WHAT IS REQUIRED: Copy every record word for word.

(Dataset rows about figures)
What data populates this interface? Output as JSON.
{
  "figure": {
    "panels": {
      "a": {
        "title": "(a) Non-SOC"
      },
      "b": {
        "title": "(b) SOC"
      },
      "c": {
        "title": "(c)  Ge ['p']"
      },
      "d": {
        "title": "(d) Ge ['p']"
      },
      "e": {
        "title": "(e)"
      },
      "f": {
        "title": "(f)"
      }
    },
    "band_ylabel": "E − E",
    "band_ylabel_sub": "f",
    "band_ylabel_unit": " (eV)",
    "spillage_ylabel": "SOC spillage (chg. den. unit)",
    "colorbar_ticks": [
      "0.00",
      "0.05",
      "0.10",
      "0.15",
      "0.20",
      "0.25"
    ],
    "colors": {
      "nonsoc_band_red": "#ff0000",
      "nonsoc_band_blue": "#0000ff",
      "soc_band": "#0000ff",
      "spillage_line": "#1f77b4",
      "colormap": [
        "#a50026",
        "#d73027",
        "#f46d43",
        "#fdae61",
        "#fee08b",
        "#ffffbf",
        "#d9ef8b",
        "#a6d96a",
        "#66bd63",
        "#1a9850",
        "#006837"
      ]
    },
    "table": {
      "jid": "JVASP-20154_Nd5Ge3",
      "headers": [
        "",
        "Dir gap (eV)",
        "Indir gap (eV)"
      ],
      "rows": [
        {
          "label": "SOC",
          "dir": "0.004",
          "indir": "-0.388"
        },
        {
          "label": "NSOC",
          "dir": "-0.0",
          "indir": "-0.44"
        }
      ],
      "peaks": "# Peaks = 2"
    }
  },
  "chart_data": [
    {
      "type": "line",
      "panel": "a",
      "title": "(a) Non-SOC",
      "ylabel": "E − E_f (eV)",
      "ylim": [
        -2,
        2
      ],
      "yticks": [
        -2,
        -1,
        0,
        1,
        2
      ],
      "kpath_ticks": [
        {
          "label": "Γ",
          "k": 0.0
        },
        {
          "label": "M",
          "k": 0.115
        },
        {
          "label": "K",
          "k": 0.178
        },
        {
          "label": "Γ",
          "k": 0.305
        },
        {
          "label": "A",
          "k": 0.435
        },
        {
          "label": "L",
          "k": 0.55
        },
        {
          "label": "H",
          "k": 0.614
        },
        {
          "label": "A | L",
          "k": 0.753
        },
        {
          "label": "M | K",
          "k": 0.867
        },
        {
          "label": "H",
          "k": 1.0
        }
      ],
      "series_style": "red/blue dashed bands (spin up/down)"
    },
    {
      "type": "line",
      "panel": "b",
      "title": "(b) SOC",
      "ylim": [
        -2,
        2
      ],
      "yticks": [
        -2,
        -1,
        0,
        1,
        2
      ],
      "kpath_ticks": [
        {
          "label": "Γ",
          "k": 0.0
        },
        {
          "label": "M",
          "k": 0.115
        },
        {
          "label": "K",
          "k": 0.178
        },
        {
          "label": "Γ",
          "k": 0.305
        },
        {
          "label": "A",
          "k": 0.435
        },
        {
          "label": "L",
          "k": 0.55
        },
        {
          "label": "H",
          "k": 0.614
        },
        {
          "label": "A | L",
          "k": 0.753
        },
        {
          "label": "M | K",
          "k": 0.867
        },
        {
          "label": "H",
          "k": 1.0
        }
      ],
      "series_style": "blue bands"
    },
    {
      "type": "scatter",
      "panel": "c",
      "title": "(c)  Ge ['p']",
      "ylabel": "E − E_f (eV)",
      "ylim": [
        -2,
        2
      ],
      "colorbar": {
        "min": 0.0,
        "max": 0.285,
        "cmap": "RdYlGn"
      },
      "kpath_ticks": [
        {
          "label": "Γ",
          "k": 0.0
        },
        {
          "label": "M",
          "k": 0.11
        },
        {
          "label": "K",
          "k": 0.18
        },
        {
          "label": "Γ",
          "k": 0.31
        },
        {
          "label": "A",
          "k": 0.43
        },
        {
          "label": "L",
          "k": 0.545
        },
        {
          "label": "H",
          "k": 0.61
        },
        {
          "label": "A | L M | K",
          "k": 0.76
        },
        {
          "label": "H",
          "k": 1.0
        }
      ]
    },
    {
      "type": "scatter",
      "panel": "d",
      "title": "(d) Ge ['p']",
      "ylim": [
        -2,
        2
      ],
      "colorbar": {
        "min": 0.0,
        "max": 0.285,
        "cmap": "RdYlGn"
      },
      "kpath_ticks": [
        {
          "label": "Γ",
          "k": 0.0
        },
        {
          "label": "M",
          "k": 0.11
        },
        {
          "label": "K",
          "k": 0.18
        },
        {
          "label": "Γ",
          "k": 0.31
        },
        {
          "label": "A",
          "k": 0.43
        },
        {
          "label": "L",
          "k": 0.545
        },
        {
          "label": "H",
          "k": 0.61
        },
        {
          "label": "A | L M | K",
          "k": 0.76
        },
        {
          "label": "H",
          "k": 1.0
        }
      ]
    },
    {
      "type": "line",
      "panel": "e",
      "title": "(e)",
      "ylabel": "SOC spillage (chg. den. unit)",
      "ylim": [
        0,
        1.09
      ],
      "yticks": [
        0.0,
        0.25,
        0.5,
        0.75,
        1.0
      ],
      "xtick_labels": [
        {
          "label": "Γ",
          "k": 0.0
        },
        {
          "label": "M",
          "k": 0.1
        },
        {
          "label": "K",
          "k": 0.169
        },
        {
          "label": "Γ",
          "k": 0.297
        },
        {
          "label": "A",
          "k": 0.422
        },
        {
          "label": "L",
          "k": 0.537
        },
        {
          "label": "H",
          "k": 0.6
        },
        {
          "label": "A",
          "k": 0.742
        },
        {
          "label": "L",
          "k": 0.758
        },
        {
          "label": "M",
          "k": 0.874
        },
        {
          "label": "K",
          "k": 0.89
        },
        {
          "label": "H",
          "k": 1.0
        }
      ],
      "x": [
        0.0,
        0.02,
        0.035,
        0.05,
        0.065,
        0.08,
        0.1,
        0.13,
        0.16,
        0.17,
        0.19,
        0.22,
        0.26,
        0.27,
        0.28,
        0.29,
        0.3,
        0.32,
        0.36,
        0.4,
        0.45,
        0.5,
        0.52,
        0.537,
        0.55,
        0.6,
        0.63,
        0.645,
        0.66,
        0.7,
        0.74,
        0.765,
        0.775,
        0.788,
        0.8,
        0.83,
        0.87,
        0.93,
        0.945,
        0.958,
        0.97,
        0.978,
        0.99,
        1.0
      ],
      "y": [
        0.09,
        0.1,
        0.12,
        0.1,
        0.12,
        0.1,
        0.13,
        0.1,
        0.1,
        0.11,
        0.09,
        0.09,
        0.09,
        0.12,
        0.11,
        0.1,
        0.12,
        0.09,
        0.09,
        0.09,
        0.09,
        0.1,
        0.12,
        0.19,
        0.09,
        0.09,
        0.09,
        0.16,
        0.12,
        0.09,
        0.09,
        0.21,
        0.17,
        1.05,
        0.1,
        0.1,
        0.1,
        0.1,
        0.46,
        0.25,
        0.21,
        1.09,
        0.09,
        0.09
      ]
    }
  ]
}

CORRECT RESULT:
What data populates this interface? Output as JSON.
{
  "figure": {
    "panels": {
      "a": {
        "title": "(a) Non-SOC"
      },
      "b": {
        "title": "(b) SOC"
      },
      "c": {
        "title": "(c)  Ge ['p']"
      },
      "d": {
        "title": "(d) Ge ['p']"
      },
      "e": {
        "title": "(e)"
      },
      "f": {
        "title": "(f)"
      }
    },
    "band_ylabel": "E − E",
    "band_ylabel_sub": "f",
    "band_ylabel_unit": " (eV)",
    "spillage_ylabel": "SOC spillage (chg. den. unit)",
    "colorbar_ticks": [
      "0.00",
      "0.05",
      "0.10",
      "0.15",
      "0.20",
      "0.25"
    ],
    "colors": {
      "nonsoc_band_red": "#ff0000",
      "nonsoc_band_blue": "#0000ff",
      "soc_band": "#0000ff",
      "spillage_line": "#1f77b4",
      "colormap": [
        "#a50026",
        "#d73027",
        "#f46d43",
        "#fdae61",
        "#fee08b",
        "#ffffbf",
        "#d9ef8b",
        "#a6d96a",
        "#66bd63",
        "#1a9850",
        "#006837"
      ]
    },
    "table": {
      "jid": "JVASP-20154_Nd5Ge3",
      "headers": [
        "",
        "Dir gap (eV)",
        "Indir gap (eV)"
      ],
      "rows": [
        {
          "label": "SOC",
          "dir": "0.004",
          "indir": "-0.388"
        },
        {
          "label": "NSOC",
          "dir": "-0.0",
          "indir": "-0.44"
        }
      ],
      "peaks": "# Peaks = 2"
    }
  },
  "chart_data": [
    {
      "type": "line",
      "panel": "a",
      "title": "(a) Non-SOC",
      "ylabel": "E − E_f (eV)",
      "ylim": [
        -2,
        2
      ],
      "yticks": [
        -2,
        -1,
        0,
        1,
        2
      ],
      "kpath_ticks": [
        {
          "label": "Γ",
          "k": 0.0
        },
        {
          "label": "M",
          "k": 0.115
        },
        {
          "label": "K",
          "k": 0.178
        },
        {
          "label": "Γ",
          "k": 0.305
        },
        {
          "label": "A",
          "k": 0.435
        },
        {
          "label": "L",
          "k": 0.55
        },
        {
          "label": "H",
          "k": 0.614
        },
        {
          "label": "A | L",
          "k": 0.753
        },
        {
          "label": "M | K",
          "k": 0.867
        },
        {
          "label": "H",
          "k": 1.0
        }
      ],
      "series_style": "red/blue dashed bands (spin up/down)"
    },
    {
      "type": "line",
      "panel": "b",
      "title": "(b) SOC",
      "ylim": [
        -2,
        2
      ],
      "yticks": [
        -2,
        -1,
        0,
        1,
        2
      ],
      "kpath_ticks": [
        {
          "label": "Γ",
          "k": 0.0
        },
        {
          "label": "M",
          "k": 0.115
        },
        {
          "label": "K",
          "k": 0.178
        },
        {
          "label": "Γ",
          "k": 0.305
        },
        {
          "label": "A",
          "k": 0.435
        },
        {
          "label": "L",
          "k": 0.55
        },
        {
          "label": "H",
          "k": 0.614
        },
        {
          "label": "A | L",
          "k": 0.753
        },
        {
          "label": "M | K",
          "k": 0.867
        },
        {
          "label": "H",
          "k": 1.0
        }
      ],
      "series_style": "blue bands"
    },
    {
      "type": "scatter",
      "panel": "c",
      "title": "(c)  Ge ['p']",
      "ylabel": "E − E_f (eV)",
      "ylim": [
        -2,
        2
      ],
      "colorbar": {
        "min": 0.0,
        "max": 0.285,
        "cmap": "RdYlGn"
      },
      "kpath_ticks": [
        {
          "label": "Γ",
          "k": 0.0
        },
        {
          "label": "M",
          "k": 0.11
        },
        {
          "label": "K",
          "k": 0.18
        },
        {
          "label": "Γ",
          "k": 0.31
        },
        {
          "label": "A",
          "k": 0.43
        },
        {
          "label": "L",
          "k": 0.545
        },
        {
          "label": "H",
          "k": 0.61
        },
        {
          "label": "A | L M | K",
          "k": 0.76
        },
        {
          "label": "H",
          "k": 1.0
        }
      ]
    },
    {
      "type": "scatter",
      "panel": "d",
      "title": "(d) Ge ['p']",
      "ylim": [
        -2,
        2
      ],
      "colorbar": {
        "min": 0.0,
        "max": 0.285,
        "cmap": "RdYlGn"
      },
      "kpath_ticks": [
        {
          "label": "Γ",
          "k": 0.0
        },
        {
          "label": "M",
          "k": 0.11
        },
        {
          "label": "K",
          "k": 0.18
        },
        {
          "label": "Γ",
          "k": 0.31
        },
        {
          "label": "A",
          "k": 0.43
        },
        {
          "label": "L",
          "k": 0.545
        },
        {
          "label": "H",
          "k": 0.61
        },
        {
          "label": "A | L M | K",
          "k": 0.76
        },
        {
          "label": "H",
          "k": 1.0
        }
      ]
    },
    {
      "type": "line",
      "panel": "e",
      "title": "(e)",
      "ylabel": "SOC spillage (chg. den. unit)",
      "ylim": [
        0,
        1.09
      ],
      "yticks": [
        0.0,
        0.25,
        0.5,
        0.75,
        1.0
      ],
      "xtick_labels": [
        {
          "label": "Γ",
          "k": 0.0
        },
        {
          "label": "M",
          "k": 0.1
        },
        {
          "label": "K",
          "k": 0.169
        },
        {
          "label": "Γ",
          "k": 0.297
        },
        {
          "label": "A",
          "k": 0.422
        },
        {
          "label": "L",
          "k": 0.537
        },
        {
          "label": "H",
          "k": 0.6
        },
        {
          "label": "A",
          "k": 0.742
        },
        {
          "label": "L",
          "k": 0.758
        },
        {
          "label": "M",
          "k": 0.874
        },
        {
          "label": "K",
          "k": 0.89
        },
        {
          "label": "H",
          "k": 1.0
        }
      ],
      "x": [
        0.0,
        0.02,
        0.035,
        0.05,
        0.065,
        0.08,
        0.1,
        0.13,
        0.16,
        0.17,
        0.19,
        0.22,
        0.26,
        0.27,
        0.28,
        0.29,
        0.3,
        0.32,
        0.36,
        0.4,
        0.45,
        0.5,
        0.52,
        0.537,
        0.55,
        0.6,
        0.63,
        0.645,
        0.66,
        0.7,
        0.74,
        0.765,
        0.775,
        0.788,
        0.8,
        0.83,
        0.87,
        0.93,
        0.945,
        0.958,
        0.97,
        0.978,
        0.99,
        1.0
      ],
      "y": [
        0.09,
        0.1,
        0.12,
        0.1,
        0.12,
        0.1,
        0.13,
        0.1,
        0.1,
        0.11,
        0.09,
        0.09,
        0.09,
        0.12,
        0.11,
        0.1,
        0.12,
        0.09,
        0.09,
        0.09,
        0.09,
        0.1,
        0.12,
        0.19,
        0.09,
        0.09,
        0.09,
        0.16,
        0.12,
        0.09,
        0.09,
        0.21,
        0.17,
        1.05,
        0.1,
        0.1,
        0.1,
        0.1,
        0.46,
        0.25,
        0.21,
        1.09,
        0.09,
        0.09
      ]
    }
  ]
}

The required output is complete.